Saved entries -
-=-=-=-=-
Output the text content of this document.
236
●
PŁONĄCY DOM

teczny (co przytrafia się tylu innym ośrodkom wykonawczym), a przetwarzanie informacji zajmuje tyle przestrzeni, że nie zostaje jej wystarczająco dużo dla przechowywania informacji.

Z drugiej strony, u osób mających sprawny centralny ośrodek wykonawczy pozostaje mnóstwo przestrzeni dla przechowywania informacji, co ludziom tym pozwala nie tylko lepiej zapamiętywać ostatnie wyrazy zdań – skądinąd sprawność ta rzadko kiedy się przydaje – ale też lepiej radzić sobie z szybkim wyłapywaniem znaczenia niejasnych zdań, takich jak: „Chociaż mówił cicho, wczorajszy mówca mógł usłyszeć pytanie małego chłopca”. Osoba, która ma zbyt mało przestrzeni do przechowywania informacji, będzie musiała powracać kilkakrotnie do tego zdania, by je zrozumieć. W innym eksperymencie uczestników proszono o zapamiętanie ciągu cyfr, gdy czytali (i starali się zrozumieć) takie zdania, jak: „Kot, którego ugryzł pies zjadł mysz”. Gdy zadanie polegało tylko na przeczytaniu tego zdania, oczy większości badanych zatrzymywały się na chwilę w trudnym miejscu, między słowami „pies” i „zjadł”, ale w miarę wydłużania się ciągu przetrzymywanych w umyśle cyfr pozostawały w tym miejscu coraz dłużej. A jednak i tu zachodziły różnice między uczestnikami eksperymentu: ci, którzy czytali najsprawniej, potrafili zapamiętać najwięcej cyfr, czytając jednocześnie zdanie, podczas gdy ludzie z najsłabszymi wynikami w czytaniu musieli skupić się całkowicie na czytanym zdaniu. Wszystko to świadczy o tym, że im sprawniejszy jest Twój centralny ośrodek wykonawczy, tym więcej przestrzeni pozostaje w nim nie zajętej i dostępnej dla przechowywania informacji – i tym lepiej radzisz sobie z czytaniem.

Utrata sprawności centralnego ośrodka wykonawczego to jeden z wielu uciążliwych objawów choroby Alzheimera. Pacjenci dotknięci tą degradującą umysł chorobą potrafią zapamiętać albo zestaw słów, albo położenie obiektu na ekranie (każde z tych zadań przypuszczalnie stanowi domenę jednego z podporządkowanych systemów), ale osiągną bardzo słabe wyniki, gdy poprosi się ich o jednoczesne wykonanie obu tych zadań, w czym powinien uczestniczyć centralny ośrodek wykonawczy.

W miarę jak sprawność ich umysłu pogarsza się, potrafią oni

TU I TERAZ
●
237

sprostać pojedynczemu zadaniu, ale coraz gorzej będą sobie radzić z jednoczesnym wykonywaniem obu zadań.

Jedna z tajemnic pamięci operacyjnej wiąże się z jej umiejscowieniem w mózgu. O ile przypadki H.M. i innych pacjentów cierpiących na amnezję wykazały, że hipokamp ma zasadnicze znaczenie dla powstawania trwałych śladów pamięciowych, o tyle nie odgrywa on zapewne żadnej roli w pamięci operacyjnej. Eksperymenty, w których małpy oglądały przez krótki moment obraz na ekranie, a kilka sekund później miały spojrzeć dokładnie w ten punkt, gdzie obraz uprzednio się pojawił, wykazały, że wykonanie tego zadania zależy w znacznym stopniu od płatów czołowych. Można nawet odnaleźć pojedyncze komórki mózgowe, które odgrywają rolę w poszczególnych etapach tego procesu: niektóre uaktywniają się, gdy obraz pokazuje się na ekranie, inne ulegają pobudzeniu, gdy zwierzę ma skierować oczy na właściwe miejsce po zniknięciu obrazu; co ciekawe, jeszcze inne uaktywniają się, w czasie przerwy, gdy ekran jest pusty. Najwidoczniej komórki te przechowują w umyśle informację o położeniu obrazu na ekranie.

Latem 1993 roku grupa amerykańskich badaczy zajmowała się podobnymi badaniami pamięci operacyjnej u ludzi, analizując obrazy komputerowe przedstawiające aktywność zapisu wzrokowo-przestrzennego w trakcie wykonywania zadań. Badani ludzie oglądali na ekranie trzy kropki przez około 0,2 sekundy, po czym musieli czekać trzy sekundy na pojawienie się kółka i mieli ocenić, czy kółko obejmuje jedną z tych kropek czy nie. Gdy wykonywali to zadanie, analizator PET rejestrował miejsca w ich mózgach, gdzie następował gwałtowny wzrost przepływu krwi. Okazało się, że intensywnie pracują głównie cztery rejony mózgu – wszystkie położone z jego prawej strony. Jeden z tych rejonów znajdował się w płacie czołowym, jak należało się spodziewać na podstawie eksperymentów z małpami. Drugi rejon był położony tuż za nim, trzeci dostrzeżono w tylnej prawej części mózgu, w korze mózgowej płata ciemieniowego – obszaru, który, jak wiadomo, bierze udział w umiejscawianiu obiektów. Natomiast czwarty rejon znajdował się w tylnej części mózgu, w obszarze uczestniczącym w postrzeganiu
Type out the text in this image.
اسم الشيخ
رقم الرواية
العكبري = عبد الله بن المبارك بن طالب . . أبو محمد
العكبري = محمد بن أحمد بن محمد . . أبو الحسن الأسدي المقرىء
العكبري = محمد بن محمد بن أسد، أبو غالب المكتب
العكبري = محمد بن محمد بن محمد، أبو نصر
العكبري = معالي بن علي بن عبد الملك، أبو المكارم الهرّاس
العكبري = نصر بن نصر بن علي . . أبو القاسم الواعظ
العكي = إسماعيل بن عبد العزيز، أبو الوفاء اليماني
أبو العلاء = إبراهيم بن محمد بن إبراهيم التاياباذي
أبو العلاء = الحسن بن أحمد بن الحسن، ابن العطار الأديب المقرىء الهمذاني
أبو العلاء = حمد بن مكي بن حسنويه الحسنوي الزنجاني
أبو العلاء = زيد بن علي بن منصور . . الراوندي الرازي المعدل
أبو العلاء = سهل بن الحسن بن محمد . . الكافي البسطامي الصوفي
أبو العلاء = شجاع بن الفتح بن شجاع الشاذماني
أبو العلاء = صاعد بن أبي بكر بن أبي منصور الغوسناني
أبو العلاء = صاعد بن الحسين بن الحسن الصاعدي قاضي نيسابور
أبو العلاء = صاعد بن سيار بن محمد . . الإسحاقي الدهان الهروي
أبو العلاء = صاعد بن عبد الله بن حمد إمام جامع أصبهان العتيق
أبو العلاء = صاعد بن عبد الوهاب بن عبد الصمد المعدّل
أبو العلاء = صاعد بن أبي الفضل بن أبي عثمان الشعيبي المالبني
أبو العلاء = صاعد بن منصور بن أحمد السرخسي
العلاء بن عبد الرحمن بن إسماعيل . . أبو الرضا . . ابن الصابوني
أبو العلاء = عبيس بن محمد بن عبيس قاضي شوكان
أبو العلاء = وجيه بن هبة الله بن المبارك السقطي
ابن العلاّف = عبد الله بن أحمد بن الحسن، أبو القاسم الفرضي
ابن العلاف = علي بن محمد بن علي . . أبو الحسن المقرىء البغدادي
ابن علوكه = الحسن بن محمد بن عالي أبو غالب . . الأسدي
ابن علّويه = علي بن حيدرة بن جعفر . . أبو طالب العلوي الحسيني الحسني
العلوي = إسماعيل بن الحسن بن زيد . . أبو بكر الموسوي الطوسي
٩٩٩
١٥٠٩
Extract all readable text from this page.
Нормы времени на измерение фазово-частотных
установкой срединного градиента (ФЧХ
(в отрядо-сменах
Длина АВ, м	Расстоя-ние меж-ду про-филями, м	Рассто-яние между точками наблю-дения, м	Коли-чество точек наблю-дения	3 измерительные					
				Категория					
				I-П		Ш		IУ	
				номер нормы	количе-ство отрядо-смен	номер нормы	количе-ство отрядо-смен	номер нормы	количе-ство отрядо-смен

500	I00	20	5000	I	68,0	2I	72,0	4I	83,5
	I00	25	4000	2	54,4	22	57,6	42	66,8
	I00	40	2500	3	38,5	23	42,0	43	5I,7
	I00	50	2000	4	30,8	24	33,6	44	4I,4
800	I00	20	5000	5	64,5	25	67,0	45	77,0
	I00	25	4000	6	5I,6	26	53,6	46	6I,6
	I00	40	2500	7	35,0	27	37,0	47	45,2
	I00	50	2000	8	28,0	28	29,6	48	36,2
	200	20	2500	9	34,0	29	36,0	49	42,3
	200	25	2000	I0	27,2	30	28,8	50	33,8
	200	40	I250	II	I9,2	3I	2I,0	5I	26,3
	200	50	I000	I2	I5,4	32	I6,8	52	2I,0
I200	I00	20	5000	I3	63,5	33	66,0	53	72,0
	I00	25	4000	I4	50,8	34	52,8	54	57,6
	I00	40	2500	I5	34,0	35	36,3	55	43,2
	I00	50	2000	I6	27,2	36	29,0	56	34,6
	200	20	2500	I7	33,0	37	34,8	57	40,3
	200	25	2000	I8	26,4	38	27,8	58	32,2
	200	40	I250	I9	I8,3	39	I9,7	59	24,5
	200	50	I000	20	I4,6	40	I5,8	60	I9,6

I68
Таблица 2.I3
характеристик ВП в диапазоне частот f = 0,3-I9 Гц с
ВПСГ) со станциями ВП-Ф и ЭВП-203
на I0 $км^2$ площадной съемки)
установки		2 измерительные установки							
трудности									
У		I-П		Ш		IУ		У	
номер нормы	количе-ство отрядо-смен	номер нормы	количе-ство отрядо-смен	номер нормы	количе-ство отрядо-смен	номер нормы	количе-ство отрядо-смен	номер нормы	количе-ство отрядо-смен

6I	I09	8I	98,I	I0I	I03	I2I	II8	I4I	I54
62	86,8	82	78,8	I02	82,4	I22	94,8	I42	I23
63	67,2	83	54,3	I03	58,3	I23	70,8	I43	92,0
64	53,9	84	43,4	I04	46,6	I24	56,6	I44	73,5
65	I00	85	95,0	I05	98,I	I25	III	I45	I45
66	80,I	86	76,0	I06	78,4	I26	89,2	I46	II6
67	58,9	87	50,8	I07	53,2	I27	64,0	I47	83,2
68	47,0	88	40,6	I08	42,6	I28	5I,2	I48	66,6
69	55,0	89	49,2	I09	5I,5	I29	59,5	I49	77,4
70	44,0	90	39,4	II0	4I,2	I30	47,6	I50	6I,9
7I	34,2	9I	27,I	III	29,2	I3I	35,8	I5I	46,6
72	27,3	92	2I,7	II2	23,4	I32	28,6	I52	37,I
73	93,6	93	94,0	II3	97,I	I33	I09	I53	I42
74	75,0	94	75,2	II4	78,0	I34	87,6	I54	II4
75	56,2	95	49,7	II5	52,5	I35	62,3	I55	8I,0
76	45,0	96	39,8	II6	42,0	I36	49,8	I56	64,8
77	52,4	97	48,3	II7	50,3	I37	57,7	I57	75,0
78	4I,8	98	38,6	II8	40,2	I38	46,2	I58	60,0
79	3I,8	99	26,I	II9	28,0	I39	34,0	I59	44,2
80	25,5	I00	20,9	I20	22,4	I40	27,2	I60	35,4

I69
-=-=-=-=-
Task requirements -
Collect from the data above every line that includes "text".

Answer below -
Output the text content of this document.
Type out the text in this image.
Extract all readable text from this page.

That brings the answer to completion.